Copy the data precisely, keeping every character.

** start Records provided **

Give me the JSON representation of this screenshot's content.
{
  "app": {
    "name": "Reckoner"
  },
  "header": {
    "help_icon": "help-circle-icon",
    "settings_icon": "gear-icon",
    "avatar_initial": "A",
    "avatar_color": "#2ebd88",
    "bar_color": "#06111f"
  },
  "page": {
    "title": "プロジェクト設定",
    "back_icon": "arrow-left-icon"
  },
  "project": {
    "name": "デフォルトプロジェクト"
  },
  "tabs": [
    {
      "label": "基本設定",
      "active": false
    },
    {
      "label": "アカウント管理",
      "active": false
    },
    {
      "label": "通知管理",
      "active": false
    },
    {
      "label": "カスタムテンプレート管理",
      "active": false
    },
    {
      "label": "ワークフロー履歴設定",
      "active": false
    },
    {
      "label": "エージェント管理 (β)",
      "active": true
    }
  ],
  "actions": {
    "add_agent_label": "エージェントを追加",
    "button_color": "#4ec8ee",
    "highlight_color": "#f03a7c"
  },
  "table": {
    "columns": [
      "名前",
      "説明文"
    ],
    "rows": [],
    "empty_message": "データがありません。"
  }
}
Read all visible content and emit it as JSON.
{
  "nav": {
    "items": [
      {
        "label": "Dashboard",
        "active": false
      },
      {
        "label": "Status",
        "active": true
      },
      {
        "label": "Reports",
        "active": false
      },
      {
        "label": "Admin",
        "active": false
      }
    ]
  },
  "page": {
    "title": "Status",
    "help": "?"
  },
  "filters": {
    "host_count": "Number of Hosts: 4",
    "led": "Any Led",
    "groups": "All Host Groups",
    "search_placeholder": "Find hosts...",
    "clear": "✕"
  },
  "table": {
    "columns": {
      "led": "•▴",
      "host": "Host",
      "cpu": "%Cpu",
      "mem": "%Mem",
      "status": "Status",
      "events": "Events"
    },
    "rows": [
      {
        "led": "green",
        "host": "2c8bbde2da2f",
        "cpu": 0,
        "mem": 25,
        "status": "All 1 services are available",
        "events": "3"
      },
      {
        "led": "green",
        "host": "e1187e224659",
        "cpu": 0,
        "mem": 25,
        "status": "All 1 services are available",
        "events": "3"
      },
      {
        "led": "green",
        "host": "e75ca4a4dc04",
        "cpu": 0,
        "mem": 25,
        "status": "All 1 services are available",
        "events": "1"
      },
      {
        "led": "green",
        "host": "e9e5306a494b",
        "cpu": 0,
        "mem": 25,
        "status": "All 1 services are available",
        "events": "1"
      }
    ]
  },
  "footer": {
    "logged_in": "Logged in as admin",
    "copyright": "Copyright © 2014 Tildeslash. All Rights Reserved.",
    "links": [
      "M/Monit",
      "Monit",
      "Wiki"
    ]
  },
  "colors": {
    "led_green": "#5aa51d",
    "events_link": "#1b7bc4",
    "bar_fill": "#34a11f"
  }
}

** end Records provided **

## Result
Give me the JSON representation of this screenshot's content.
{
  "app": {
    "name": "Reckoner"
  },
  "header": {
    "help_icon": "help-circle-icon",
    "settings_icon": "gear-icon",
    "avatar_initial": "A",
    "avatar_color": "#2ebd88",
    "bar_color": "#06111f"
  },
  "page": {
    "title": "プロジェクト設定",
    "back_icon": "arrow-left-icon"
  },
  "project": {
    "name": "デフォルトプロジェクト"
  },
  "tabs": [
    {
      "label": "基本設定",
      "active": false
    },
    {
      "label": "アカウント管理",
      "active": false
    },
    {
      "label": "通知管理",
      "active": false
    },
    {
      "label": "カスタムテンプレート管理",
      "active": false
    },
    {
      "label": "ワークフロー履歴設定",
      "active": false
    },
    {
      "label": "エージェント管理 (β)",
      "active": true
    }
  ],
  "actions": {
    "add_agent_label": "エージェントを追加",
    "button_color": "#4ec8ee",
    "highlight_color": "#f03a7c"
  },
  "table": {
    "columns": [
      "名前",
      "説明文"
    ],
    "rows": [],
    "empty_message": "データがありません。"
  }
}
Read all visible content and emit it as JSON.
{
  "nav": {
    "items": [
      {
        "label": "Dashboard",
        "active": false
      },
      {
        "label": "Status",
        "active": true
      },
      {
        "label": "Reports",
        "active": false
      },
      {
        "label": "Admin",
        "active": false
      }
    ]
  },
  "page": {
    "title": "Status",
    "help": "?"
  },
  "filters": {
    "host_count": "Number of Hosts: 4",
    "led": "Any Led",
    "groups": "All Host Groups",
    "search_placeholder": "Find hosts...",
    "clear": "✕"
  },
  "table": {
    "columns": {
      "led": "•▴",
      "host": "Host",
      "cpu": "%Cpu",
      "mem": "%Mem",
      "status": "Status",
      "events": "Events"
    },
    "rows": [
      {
        "led": "green",
        "host": "2c8bbde2da2f",
        "cpu": 0,
        "mem": 25,
        "status": "All 1 services are available",
        "events": "3"
      },
      {
        "led": "green",
        "host": "e1187e224659",
        "cpu": 0,
        "mem": 25,
        "status": "All 1 services are available",
        "events": "3"
      },
      {
        "led": "green",
        "host": "e75ca4a4dc04",
        "cpu": 0,
        "mem": 25,
        "status": "All 1 services are available",
        "events": "1"
      },
      {
        "led": "green",
        "host": "e9e5306a494b",
        "cpu": 0,
        "mem": 25,
        "status": "All 1 services are available",
        "events": "1"
      }
    ]
  },
  "footer": {
    "logged_in": "Logged in as admin",
    "copyright": "Copyright © 2014 Tildeslash. All Rights Reserved.",
    "links": [
      "M/Monit",
      "Monit",
      "Wiki"
    ]
  },
  "colors": {
    "led_green": "#5aa51d",
    "events_link": "#1b7bc4",
    "bar_fill": "#34a11f"
  }
}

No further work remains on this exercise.